--- START OF DATASET ---

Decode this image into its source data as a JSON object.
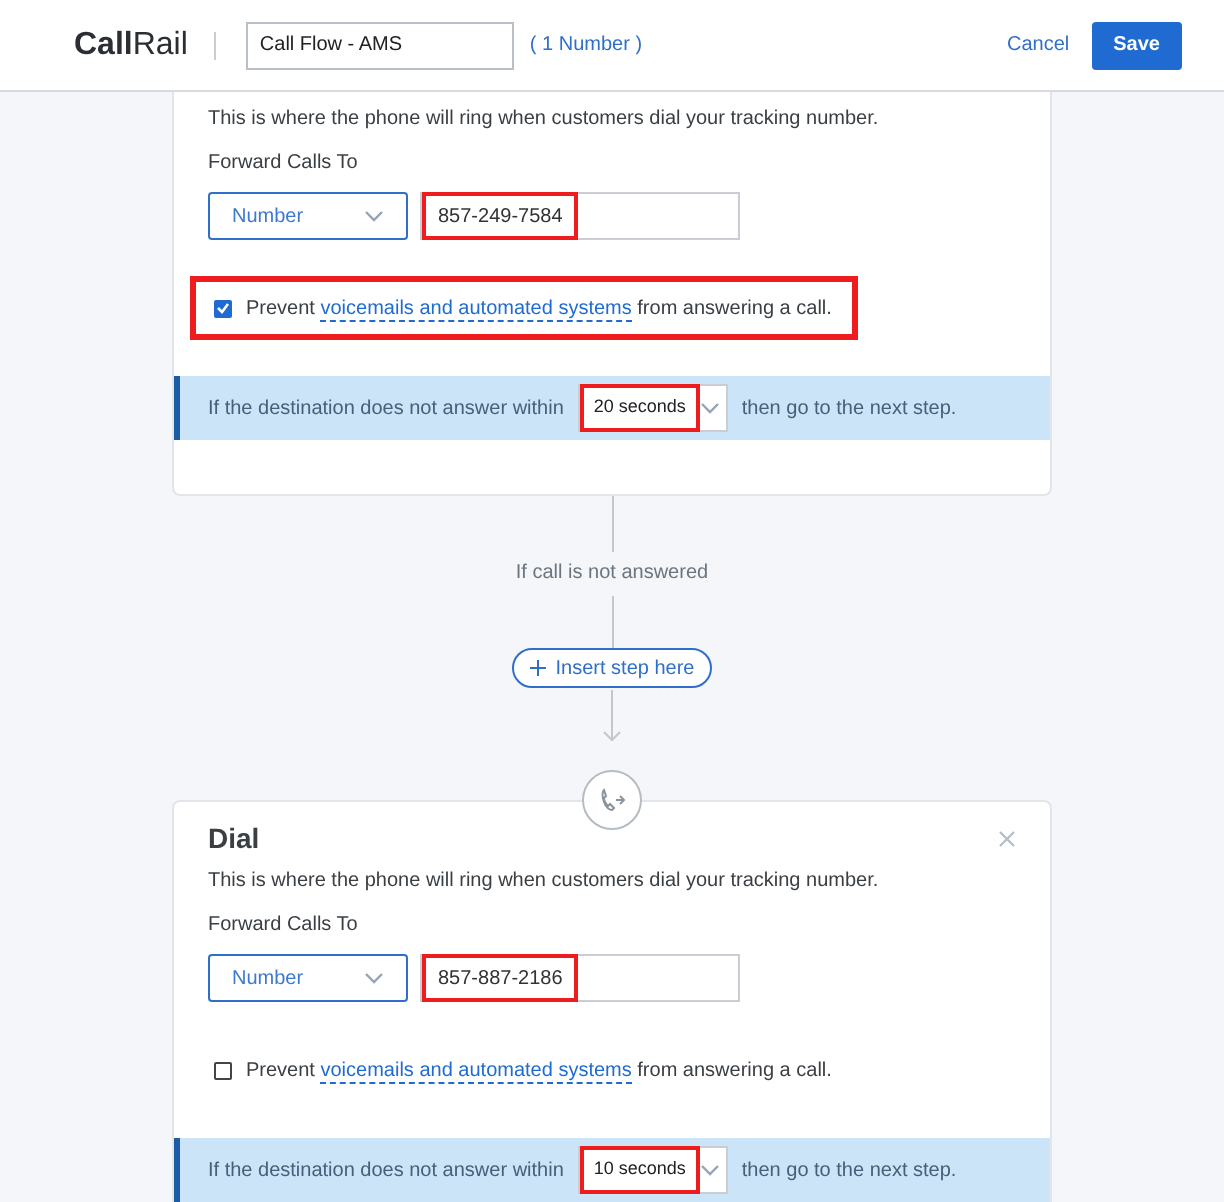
{
  "header": {
    "logo": "**Call**Rail",
    "flow_name": "Call Flow - AMS",
    "number_count": "( 1 Number )",
    "cancel": "Cancel",
    "save": "Save"
  },
  "steps": [
    {
      "description": "This is where the phone will ring when customers dial your tracking number.",
      "forward_label": "Forward Calls To",
      "type_select": "Number",
      "phone": "857-249-7584",
      "phone_highlighted": true,
      "prevent": {
        "checked": true,
        "highlighted": true,
        "before": "Prevent",
        "link": "voicemails and automated systems",
        "after": "from answering a call."
      },
      "timeout": {
        "before": "If the destination does not answer within",
        "value": "20 seconds",
        "after": "then go to the next step.",
        "highlighted": true
      }
    },
    {
      "title": "Dial",
      "closable": true,
      "description": "This is where the phone will ring when customers dial your tracking number.",
      "forward_label": "Forward Calls To",
      "type_select": "Number",
      "phone": "857-887-2186",
      "phone_highlighted": true,
      "prevent": {
        "checked": false,
        "highlighted": false,
        "before": "Prevent",
        "link": "voicemails and automated systems",
        "after": "from answering a call."
      },
      "timeout": {
        "before": "If the destination does not answer within",
        "value": "10 seconds",
        "after": "then go to the next step.",
        "highlighted": true
      }
    }
  ],
  "connector": {
    "label": "If call is not answered",
    "insert_button": "Insert step here"
  }
}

--- END OF DATASET ---

**REQUEST**
Repeat the lines above exactly, and keep every picture out.

**OUTPUT**
Decode this image into its source data as a JSON object.
{
  "header": {
    "logo": "**Call**Rail",
    "flow_name": "Call Flow - AMS",
    "number_count": "( 1 Number )",
    "cancel": "Cancel",
    "save": "Save"
  },
  "steps": [
    {
      "description": "This is where the phone will ring when customers dial your tracking number.",
      "forward_label": "Forward Calls To",
      "type_select": "Number",
      "phone": "857-249-7584",
      "phone_highlighted": true,
      "prevent": {
        "checked": true,
        "highlighted": true,
        "before": "Prevent",
        "link": "voicemails and automated systems",
        "after": "from answering a call."
      },
      "timeout": {
        "before": "If the destination does not answer within",
        "value": "20 seconds",
        "after": "then go to the next step.",
        "highlighted": true
      }
    },
    {
      "title": "Dial",
      "closable": true,
      "description": "This is where the phone will ring when customers dial your tracking number.",
      "forward_label": "Forward Calls To",
      "type_select": "Number",
      "phone": "857-887-2186",
      "phone_highlighted": true,
      "prevent": {
        "checked": false,
        "highlighted": false,
        "before": "Prevent",
        "link": "voicemails and automated systems",
        "after": "from answering a call."
      },
      "timeout": {
        "before": "If the destination does not answer within",
        "value": "10 seconds",
        "after": "then go to the next step.",
        "highlighted": true
      }
    }
  ],
  "connector": {
    "label": "If call is not answered",
    "insert_button": "Insert step here"
  }
}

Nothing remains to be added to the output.